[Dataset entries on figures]

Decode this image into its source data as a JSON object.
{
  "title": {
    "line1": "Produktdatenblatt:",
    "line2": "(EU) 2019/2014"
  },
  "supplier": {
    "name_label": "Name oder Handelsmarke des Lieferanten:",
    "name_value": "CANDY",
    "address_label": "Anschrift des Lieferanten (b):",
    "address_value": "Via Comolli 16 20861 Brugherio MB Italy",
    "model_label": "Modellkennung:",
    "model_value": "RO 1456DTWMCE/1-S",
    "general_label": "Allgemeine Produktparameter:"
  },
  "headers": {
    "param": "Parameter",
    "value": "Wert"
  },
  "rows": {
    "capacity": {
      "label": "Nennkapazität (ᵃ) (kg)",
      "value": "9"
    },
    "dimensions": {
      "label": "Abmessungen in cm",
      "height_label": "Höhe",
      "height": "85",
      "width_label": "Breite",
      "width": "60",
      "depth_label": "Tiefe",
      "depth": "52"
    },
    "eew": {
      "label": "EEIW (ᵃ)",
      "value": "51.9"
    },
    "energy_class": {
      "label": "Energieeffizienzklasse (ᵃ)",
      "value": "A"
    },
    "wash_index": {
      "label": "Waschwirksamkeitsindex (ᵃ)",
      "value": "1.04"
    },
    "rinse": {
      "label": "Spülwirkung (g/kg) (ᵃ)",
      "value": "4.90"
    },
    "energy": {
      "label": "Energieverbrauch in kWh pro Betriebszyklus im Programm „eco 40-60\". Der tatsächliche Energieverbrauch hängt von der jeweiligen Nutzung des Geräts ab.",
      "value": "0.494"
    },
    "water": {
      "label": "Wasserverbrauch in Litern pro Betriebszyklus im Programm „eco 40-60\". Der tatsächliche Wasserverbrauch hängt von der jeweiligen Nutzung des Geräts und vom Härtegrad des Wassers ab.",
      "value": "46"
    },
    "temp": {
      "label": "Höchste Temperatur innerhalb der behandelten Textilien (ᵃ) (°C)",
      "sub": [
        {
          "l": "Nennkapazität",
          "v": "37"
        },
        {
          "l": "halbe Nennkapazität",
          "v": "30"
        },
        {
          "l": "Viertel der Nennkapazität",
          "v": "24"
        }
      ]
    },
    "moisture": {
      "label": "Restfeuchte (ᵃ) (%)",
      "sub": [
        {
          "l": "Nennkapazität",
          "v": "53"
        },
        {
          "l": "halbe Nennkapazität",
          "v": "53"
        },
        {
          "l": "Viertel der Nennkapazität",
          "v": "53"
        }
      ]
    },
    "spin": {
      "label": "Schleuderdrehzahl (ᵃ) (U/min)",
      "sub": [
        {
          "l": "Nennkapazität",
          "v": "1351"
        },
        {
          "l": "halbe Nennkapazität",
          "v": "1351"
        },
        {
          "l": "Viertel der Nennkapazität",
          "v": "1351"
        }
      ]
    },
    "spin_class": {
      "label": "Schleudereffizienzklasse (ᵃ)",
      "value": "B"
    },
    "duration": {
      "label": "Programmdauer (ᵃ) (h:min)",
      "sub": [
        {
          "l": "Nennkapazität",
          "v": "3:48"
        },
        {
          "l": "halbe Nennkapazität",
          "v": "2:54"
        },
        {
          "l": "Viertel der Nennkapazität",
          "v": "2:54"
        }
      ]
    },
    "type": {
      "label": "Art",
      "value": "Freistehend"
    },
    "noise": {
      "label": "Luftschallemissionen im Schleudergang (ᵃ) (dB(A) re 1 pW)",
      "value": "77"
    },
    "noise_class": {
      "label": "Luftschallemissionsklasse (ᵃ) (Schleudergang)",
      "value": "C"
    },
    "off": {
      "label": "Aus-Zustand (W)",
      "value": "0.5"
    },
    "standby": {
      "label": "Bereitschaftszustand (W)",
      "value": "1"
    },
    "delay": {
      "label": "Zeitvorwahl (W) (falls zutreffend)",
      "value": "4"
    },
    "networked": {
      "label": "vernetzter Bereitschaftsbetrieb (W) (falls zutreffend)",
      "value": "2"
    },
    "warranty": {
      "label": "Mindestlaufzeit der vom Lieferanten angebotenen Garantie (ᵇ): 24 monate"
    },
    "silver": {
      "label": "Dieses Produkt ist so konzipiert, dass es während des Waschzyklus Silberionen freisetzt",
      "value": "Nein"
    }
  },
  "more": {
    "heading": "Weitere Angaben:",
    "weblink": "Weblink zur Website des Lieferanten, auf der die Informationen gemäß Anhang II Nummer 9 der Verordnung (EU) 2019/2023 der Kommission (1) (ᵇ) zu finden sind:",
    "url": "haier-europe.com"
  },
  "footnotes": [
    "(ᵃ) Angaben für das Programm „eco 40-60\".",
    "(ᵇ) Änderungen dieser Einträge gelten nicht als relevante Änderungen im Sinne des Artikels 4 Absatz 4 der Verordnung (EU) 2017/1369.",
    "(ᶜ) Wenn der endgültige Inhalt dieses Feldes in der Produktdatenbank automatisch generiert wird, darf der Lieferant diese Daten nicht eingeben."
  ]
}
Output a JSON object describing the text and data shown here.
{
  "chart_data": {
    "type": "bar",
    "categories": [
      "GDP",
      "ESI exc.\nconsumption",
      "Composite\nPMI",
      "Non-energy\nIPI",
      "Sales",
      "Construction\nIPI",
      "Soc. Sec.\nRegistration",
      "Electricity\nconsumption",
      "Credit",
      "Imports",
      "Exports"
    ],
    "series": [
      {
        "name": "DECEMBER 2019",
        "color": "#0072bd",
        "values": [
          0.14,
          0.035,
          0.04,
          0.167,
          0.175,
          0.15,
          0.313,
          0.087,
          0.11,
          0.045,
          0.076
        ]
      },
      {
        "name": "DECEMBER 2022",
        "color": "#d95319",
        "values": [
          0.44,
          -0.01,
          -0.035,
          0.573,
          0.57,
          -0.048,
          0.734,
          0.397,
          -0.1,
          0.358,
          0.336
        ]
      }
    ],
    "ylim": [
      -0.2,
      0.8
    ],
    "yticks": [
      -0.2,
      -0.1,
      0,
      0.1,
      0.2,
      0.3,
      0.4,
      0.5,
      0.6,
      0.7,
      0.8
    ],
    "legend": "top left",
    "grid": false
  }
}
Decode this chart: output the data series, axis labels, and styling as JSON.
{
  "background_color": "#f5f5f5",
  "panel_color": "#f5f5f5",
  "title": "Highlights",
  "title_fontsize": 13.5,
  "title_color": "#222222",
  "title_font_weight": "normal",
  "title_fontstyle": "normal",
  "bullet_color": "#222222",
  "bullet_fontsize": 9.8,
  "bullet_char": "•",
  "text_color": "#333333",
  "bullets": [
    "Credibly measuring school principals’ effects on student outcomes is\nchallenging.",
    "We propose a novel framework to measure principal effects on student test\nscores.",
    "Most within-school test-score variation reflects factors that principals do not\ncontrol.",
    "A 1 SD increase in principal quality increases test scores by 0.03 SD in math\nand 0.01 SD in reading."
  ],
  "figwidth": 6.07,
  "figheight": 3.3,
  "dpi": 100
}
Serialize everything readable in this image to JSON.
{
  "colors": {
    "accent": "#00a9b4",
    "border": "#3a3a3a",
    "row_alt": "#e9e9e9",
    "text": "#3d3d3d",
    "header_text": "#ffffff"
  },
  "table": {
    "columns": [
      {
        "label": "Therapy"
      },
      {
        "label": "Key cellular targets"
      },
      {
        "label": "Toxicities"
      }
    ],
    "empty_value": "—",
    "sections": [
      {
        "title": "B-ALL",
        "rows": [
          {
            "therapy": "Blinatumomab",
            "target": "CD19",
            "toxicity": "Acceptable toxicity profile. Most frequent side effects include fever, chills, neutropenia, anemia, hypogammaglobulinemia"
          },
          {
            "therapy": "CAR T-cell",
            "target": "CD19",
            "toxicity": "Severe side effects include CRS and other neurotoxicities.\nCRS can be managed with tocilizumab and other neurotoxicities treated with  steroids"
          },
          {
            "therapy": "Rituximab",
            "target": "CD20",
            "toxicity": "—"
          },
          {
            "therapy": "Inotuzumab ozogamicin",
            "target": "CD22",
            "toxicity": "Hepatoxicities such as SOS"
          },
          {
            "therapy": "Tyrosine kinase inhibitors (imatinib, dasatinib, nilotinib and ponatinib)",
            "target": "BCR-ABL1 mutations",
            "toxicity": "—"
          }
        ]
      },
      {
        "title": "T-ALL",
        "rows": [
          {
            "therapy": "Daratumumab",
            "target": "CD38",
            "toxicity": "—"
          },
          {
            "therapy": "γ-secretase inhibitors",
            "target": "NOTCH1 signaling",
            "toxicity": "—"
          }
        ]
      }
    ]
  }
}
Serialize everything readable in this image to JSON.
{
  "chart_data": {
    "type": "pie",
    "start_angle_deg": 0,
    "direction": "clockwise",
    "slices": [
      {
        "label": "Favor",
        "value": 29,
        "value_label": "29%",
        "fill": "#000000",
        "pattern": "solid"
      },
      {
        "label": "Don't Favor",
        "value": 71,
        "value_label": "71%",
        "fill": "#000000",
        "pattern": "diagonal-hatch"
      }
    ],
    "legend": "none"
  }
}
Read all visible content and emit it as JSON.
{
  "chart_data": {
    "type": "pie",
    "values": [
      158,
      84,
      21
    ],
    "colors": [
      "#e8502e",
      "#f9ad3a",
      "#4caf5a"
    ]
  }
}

Instruction:
Exactly reproduce the lines beginning with the one that contains "Read all visible content and emit it as JSON." and ending with the last line of the material, both included. Leave out everything else.

Worked solution:
Read all visible content and emit it as JSON.
{
  "chart_data": {
    "type": "pie",
    "values": [
      158,
      84,
      21
    ],
    "colors": [
      "#e8502e",
      "#f9ad3a",
      "#4caf5a"
    ]
  }
}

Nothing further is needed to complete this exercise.